Source records
-- start --

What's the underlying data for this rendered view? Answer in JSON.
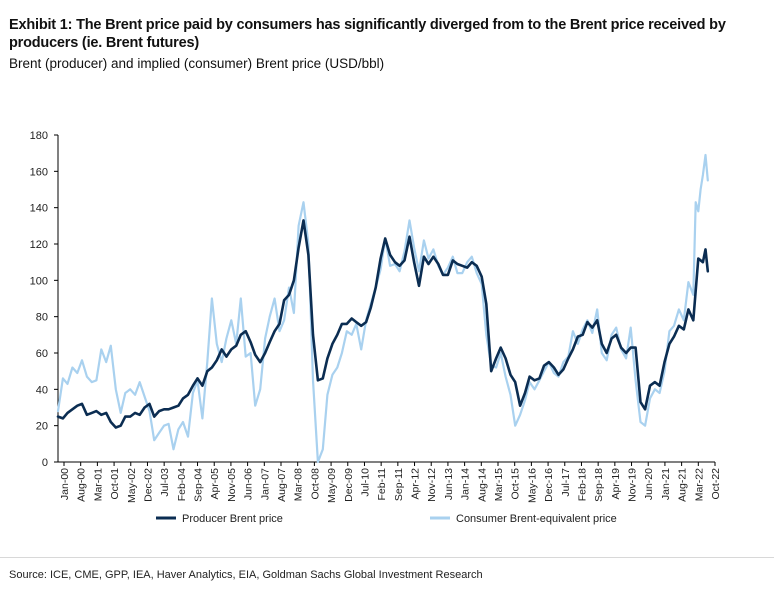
{
  "header": {
    "title": "Exhibit 1: The Brent price paid by consumers has significantly diverged from to the Brent price received by producers (ie. Brent futures)",
    "subtitle": "Brent (producer) and implied (consumer) Brent price (USD/bbl)"
  },
  "footer": {
    "source": "Source: ICE, CME, GPP, IEA, Haver Analytics, EIA, Goldman Sachs Global Investment Research"
  },
  "colors": {
    "producer": "#0b2d52",
    "consumer": "#a9d1ef",
    "axis": "#000000"
  },
  "chart_data": {
    "type": "line",
    "title": "Brent (producer) and implied (consumer) Brent price (USD/bbl)",
    "xlabel": "",
    "ylabel": "USD/bbl",
    "ylim": [
      0,
      180
    ],
    "yticks": [
      0,
      20,
      40,
      60,
      80,
      100,
      120,
      140,
      160,
      180
    ],
    "xlim": [
      2000.0,
      2022.75
    ],
    "xtick_labels": [
      "Jan-00",
      "Aug-00",
      "Mar-01",
      "Oct-01",
      "May-02",
      "Dec-02",
      "Jul-03",
      "Feb-04",
      "Sep-04",
      "Apr-05",
      "Nov-05",
      "Jun-06",
      "Jan-07",
      "Aug-07",
      "Mar-08",
      "Oct-08",
      "May-09",
      "Dec-09",
      "Jul-10",
      "Feb-11",
      "Sep-11",
      "Apr-12",
      "Nov-12",
      "Jun-13",
      "Jan-14",
      "Aug-14",
      "Mar-15",
      "Oct-15",
      "May-16",
      "Dec-16",
      "Jul-17",
      "Feb-18",
      "Sep-18",
      "Apr-19",
      "Nov-19",
      "Jun-20",
      "Jan-21",
      "Aug-21",
      "Mar-22",
      "Oct-22"
    ],
    "legend": "bottom",
    "series": [
      {
        "name": "Producer Brent price",
        "points": [
          [
            2000.0,
            25
          ],
          [
            2000.17,
            24
          ],
          [
            2000.33,
            27
          ],
          [
            2000.5,
            29
          ],
          [
            2000.67,
            31
          ],
          [
            2000.83,
            32
          ],
          [
            2001.0,
            26
          ],
          [
            2001.17,
            27
          ],
          [
            2001.33,
            28
          ],
          [
            2001.5,
            26
          ],
          [
            2001.67,
            27
          ],
          [
            2001.83,
            22
          ],
          [
            2002.0,
            19
          ],
          [
            2002.17,
            20
          ],
          [
            2002.33,
            25
          ],
          [
            2002.5,
            25
          ],
          [
            2002.67,
            27
          ],
          [
            2002.83,
            26
          ],
          [
            2003.0,
            30
          ],
          [
            2003.17,
            32
          ],
          [
            2003.33,
            25
          ],
          [
            2003.5,
            28
          ],
          [
            2003.67,
            29
          ],
          [
            2003.83,
            29
          ],
          [
            2004.0,
            30
          ],
          [
            2004.17,
            31
          ],
          [
            2004.33,
            35
          ],
          [
            2004.5,
            37
          ],
          [
            2004.67,
            42
          ],
          [
            2004.83,
            46
          ],
          [
            2005.0,
            42
          ],
          [
            2005.17,
            50
          ],
          [
            2005.33,
            52
          ],
          [
            2005.5,
            56
          ],
          [
            2005.67,
            62
          ],
          [
            2005.83,
            58
          ],
          [
            2006.0,
            62
          ],
          [
            2006.17,
            64
          ],
          [
            2006.33,
            70
          ],
          [
            2006.5,
            72
          ],
          [
            2006.67,
            66
          ],
          [
            2006.83,
            59
          ],
          [
            2007.0,
            55
          ],
          [
            2007.17,
            60
          ],
          [
            2007.33,
            66
          ],
          [
            2007.5,
            72
          ],
          [
            2007.67,
            76
          ],
          [
            2007.83,
            89
          ],
          [
            2008.0,
            92
          ],
          [
            2008.17,
            100
          ],
          [
            2008.33,
            118
          ],
          [
            2008.5,
            133
          ],
          [
            2008.67,
            114
          ],
          [
            2008.83,
            70
          ],
          [
            2009.0,
            45
          ],
          [
            2009.17,
            46
          ],
          [
            2009.33,
            57
          ],
          [
            2009.5,
            65
          ],
          [
            2009.67,
            70
          ],
          [
            2009.83,
            76
          ],
          [
            2010.0,
            76
          ],
          [
            2010.17,
            79
          ],
          [
            2010.33,
            77
          ],
          [
            2010.5,
            75
          ],
          [
            2010.67,
            77
          ],
          [
            2010.83,
            85
          ],
          [
            2011.0,
            96
          ],
          [
            2011.17,
            112
          ],
          [
            2011.33,
            123
          ],
          [
            2011.5,
            114
          ],
          [
            2011.67,
            110
          ],
          [
            2011.83,
            108
          ],
          [
            2012.0,
            111
          ],
          [
            2012.17,
            124
          ],
          [
            2012.33,
            110
          ],
          [
            2012.5,
            97
          ],
          [
            2012.67,
            113
          ],
          [
            2012.83,
            109
          ],
          [
            2013.0,
            113
          ],
          [
            2013.17,
            109
          ],
          [
            2013.33,
            103
          ],
          [
            2013.5,
            103
          ],
          [
            2013.67,
            111
          ],
          [
            2013.83,
            109
          ],
          [
            2014.0,
            108
          ],
          [
            2014.17,
            107
          ],
          [
            2014.33,
            110
          ],
          [
            2014.5,
            108
          ],
          [
            2014.67,
            102
          ],
          [
            2014.83,
            87
          ],
          [
            2015.0,
            50
          ],
          [
            2015.17,
            57
          ],
          [
            2015.33,
            63
          ],
          [
            2015.5,
            57
          ],
          [
            2015.67,
            48
          ],
          [
            2015.83,
            44
          ],
          [
            2016.0,
            31
          ],
          [
            2016.17,
            38
          ],
          [
            2016.33,
            47
          ],
          [
            2016.5,
            45
          ],
          [
            2016.67,
            46
          ],
          [
            2016.83,
            53
          ],
          [
            2017.0,
            55
          ],
          [
            2017.17,
            52
          ],
          [
            2017.33,
            48
          ],
          [
            2017.5,
            51
          ],
          [
            2017.67,
            57
          ],
          [
            2017.83,
            62
          ],
          [
            2018.0,
            69
          ],
          [
            2018.17,
            70
          ],
          [
            2018.33,
            77
          ],
          [
            2018.5,
            74
          ],
          [
            2018.67,
            78
          ],
          [
            2018.83,
            65
          ],
          [
            2019.0,
            60
          ],
          [
            2019.17,
            68
          ],
          [
            2019.33,
            70
          ],
          [
            2019.5,
            63
          ],
          [
            2019.67,
            60
          ],
          [
            2019.83,
            63
          ],
          [
            2020.0,
            63
          ],
          [
            2020.17,
            33
          ],
          [
            2020.33,
            29
          ],
          [
            2020.5,
            42
          ],
          [
            2020.67,
            44
          ],
          [
            2020.83,
            42
          ],
          [
            2021.0,
            55
          ],
          [
            2021.17,
            65
          ],
          [
            2021.33,
            69
          ],
          [
            2021.5,
            75
          ],
          [
            2021.67,
            73
          ],
          [
            2021.83,
            84
          ],
          [
            2022.0,
            78
          ],
          [
            2022.17,
            112
          ],
          [
            2022.33,
            110
          ],
          [
            2022.42,
            117
          ],
          [
            2022.5,
            105
          ]
        ]
      },
      {
        "name": "Consumer Brent-equivalent price",
        "points": [
          [
            2000.0,
            28
          ],
          [
            2000.17,
            46
          ],
          [
            2000.33,
            43
          ],
          [
            2000.5,
            52
          ],
          [
            2000.67,
            49
          ],
          [
            2000.83,
            56
          ],
          [
            2001.0,
            47
          ],
          [
            2001.17,
            44
          ],
          [
            2001.33,
            45
          ],
          [
            2001.5,
            62
          ],
          [
            2001.67,
            55
          ],
          [
            2001.83,
            64
          ],
          [
            2002.0,
            40
          ],
          [
            2002.17,
            27
          ],
          [
            2002.33,
            38
          ],
          [
            2002.5,
            40
          ],
          [
            2002.67,
            37
          ],
          [
            2002.83,
            44
          ],
          [
            2003.0,
            36
          ],
          [
            2003.17,
            28
          ],
          [
            2003.33,
            12
          ],
          [
            2003.5,
            16
          ],
          [
            2003.67,
            20
          ],
          [
            2003.83,
            21
          ],
          [
            2004.0,
            7
          ],
          [
            2004.17,
            18
          ],
          [
            2004.33,
            22
          ],
          [
            2004.5,
            14
          ],
          [
            2004.67,
            38
          ],
          [
            2004.83,
            45
          ],
          [
            2005.0,
            24
          ],
          [
            2005.17,
            55
          ],
          [
            2005.33,
            90
          ],
          [
            2005.5,
            65
          ],
          [
            2005.67,
            55
          ],
          [
            2005.83,
            68
          ],
          [
            2006.0,
            78
          ],
          [
            2006.17,
            65
          ],
          [
            2006.33,
            90
          ],
          [
            2006.5,
            58
          ],
          [
            2006.67,
            60
          ],
          [
            2006.83,
            31
          ],
          [
            2007.0,
            40
          ],
          [
            2007.17,
            68
          ],
          [
            2007.33,
            80
          ],
          [
            2007.5,
            90
          ],
          [
            2007.67,
            72
          ],
          [
            2007.83,
            78
          ],
          [
            2008.0,
            96
          ],
          [
            2008.17,
            82
          ],
          [
            2008.33,
            130
          ],
          [
            2008.5,
            143
          ],
          [
            2008.67,
            120
          ],
          [
            2008.83,
            45
          ],
          [
            2009.0,
            0
          ],
          [
            2009.17,
            7
          ],
          [
            2009.33,
            37
          ],
          [
            2009.5,
            48
          ],
          [
            2009.67,
            52
          ],
          [
            2009.83,
            60
          ],
          [
            2010.0,
            72
          ],
          [
            2010.17,
            70
          ],
          [
            2010.33,
            76
          ],
          [
            2010.5,
            62
          ],
          [
            2010.67,
            78
          ],
          [
            2010.83,
            87
          ],
          [
            2011.0,
            96
          ],
          [
            2011.17,
            106
          ],
          [
            2011.33,
            123
          ],
          [
            2011.5,
            108
          ],
          [
            2011.67,
            109
          ],
          [
            2011.83,
            105
          ],
          [
            2012.0,
            116
          ],
          [
            2012.17,
            133
          ],
          [
            2012.33,
            118
          ],
          [
            2012.5,
            105
          ],
          [
            2012.67,
            122
          ],
          [
            2012.83,
            112
          ],
          [
            2013.0,
            117
          ],
          [
            2013.17,
            108
          ],
          [
            2013.33,
            103
          ],
          [
            2013.5,
            107
          ],
          [
            2013.67,
            113
          ],
          [
            2013.83,
            104
          ],
          [
            2014.0,
            104
          ],
          [
            2014.17,
            110
          ],
          [
            2014.33,
            113
          ],
          [
            2014.5,
            104
          ],
          [
            2014.67,
            98
          ],
          [
            2014.83,
            70
          ],
          [
            2015.0,
            53
          ],
          [
            2015.17,
            52
          ],
          [
            2015.33,
            60
          ],
          [
            2015.5,
            47
          ],
          [
            2015.67,
            37
          ],
          [
            2015.83,
            20
          ],
          [
            2016.0,
            26
          ],
          [
            2016.17,
            34
          ],
          [
            2016.33,
            44
          ],
          [
            2016.5,
            40
          ],
          [
            2016.67,
            45
          ],
          [
            2016.83,
            50
          ],
          [
            2017.0,
            55
          ],
          [
            2017.17,
            49
          ],
          [
            2017.33,
            47
          ],
          [
            2017.5,
            55
          ],
          [
            2017.67,
            58
          ],
          [
            2017.83,
            72
          ],
          [
            2018.0,
            65
          ],
          [
            2018.17,
            73
          ],
          [
            2018.33,
            78
          ],
          [
            2018.5,
            71
          ],
          [
            2018.67,
            84
          ],
          [
            2018.83,
            60
          ],
          [
            2019.0,
            56
          ],
          [
            2019.17,
            70
          ],
          [
            2019.33,
            74
          ],
          [
            2019.5,
            62
          ],
          [
            2019.67,
            57
          ],
          [
            2019.83,
            74
          ],
          [
            2020.0,
            45
          ],
          [
            2020.17,
            22
          ],
          [
            2020.33,
            20
          ],
          [
            2020.5,
            35
          ],
          [
            2020.67,
            40
          ],
          [
            2020.83,
            38
          ],
          [
            2021.0,
            50
          ],
          [
            2021.17,
            72
          ],
          [
            2021.33,
            75
          ],
          [
            2021.5,
            84
          ],
          [
            2021.67,
            78
          ],
          [
            2021.83,
            99
          ],
          [
            2022.0,
            92
          ],
          [
            2022.08,
            143
          ],
          [
            2022.17,
            138
          ],
          [
            2022.25,
            150
          ],
          [
            2022.33,
            158
          ],
          [
            2022.42,
            169
          ],
          [
            2022.5,
            155
          ]
        ]
      }
    ]
  }
}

-- end --

• TASK INSTRUCTIONS: Lines that hold the word "price" are the ones to return, every one of them.

• SOLUTION FOR THIS TASK:
    "title": "Exhibit 1: The Brent price paid by consumers has significantly diverged from to the Brent price received by producers (ie. Brent futures)",
    "subtitle": "Brent (producer) and implied (consumer) Brent price (USD/bbl)"
    "title": "Brent (producer) and implied (consumer) Brent price (USD/bbl)",
        "name": "Producer Brent price",
        "name": "Consumer Brent-equivalent price",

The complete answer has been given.